* _PROBLEM TO SOLVE_: Starting at the line below that contains "Enumerate this screenshot's", print each line through the end of the records exactly as it appears.

····················

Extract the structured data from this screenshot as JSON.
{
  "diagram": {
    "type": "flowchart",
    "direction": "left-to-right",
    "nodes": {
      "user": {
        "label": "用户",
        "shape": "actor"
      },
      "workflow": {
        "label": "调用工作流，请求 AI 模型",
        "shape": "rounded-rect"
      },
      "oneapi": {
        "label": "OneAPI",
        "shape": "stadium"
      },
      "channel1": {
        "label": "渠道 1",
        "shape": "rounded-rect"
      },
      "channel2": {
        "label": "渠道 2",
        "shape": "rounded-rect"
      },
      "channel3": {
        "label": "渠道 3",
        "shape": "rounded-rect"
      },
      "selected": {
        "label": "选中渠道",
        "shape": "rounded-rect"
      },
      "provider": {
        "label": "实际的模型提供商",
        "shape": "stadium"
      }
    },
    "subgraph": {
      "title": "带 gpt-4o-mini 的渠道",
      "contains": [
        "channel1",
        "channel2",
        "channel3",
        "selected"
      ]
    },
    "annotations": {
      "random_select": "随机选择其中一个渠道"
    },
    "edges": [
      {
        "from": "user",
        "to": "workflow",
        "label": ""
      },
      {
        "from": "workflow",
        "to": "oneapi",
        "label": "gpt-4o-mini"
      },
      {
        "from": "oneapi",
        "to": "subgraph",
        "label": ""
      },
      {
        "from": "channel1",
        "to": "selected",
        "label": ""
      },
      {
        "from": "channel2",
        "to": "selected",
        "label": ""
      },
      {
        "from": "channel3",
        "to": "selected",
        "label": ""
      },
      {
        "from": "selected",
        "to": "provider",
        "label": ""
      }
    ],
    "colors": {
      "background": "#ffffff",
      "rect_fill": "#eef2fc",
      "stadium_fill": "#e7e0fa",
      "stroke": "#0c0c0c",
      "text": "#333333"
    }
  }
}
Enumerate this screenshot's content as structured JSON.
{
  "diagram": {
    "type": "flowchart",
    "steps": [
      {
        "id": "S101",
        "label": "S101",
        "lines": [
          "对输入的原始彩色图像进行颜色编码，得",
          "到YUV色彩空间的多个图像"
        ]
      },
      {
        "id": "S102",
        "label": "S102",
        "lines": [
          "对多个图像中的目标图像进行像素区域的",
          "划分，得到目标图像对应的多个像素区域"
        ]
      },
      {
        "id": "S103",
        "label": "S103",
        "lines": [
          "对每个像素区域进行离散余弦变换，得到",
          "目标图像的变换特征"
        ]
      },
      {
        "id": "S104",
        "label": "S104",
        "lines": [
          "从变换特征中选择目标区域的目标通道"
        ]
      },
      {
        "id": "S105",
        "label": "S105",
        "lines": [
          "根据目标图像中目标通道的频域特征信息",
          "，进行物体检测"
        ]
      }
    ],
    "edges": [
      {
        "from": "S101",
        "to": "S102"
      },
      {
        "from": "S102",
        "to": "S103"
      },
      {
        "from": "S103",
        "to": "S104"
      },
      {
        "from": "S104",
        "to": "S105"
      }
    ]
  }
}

····················

* _THE COMPLETED TASK_:
Enumerate this screenshot's content as structured JSON.
{
  "diagram": {
    "type": "flowchart",
    "steps": [
      {
        "id": "S101",
        "label": "S101",
        "lines": [
          "对输入的原始彩色图像进行颜色编码，得",
          "到YUV色彩空间的多个图像"
        ]
      },
      {
        "id": "S102",
        "label": "S102",
        "lines": [
          "对多个图像中的目标图像进行像素区域的",
          "划分，得到目标图像对应的多个像素区域"
        ]
      },
      {
        "id": "S103",
        "label": "S103",
        "lines": [
          "对每个像素区域进行离散余弦变换，得到",
          "目标图像的变换特征"
        ]
      },
      {
        "id": "S104",
        "label": "S104",
        "lines": [
          "从变换特征中选择目标区域的目标通道"
        ]
      },
      {
        "id": "S105",
        "label": "S105",
        "lines": [
          "根据目标图像中目标通道的频域特征信息",
          "，进行物体检测"
        ]
      }
    ],
    "edges": [
      {
        "from": "S101",
        "to": "S102"
      },
      {
        "from": "S102",
        "to": "S103"
      },
      {
        "from": "S103",
        "to": "S104"
      },
      {
        "from": "S104",
        "to": "S105"
      }
    ]
  }
}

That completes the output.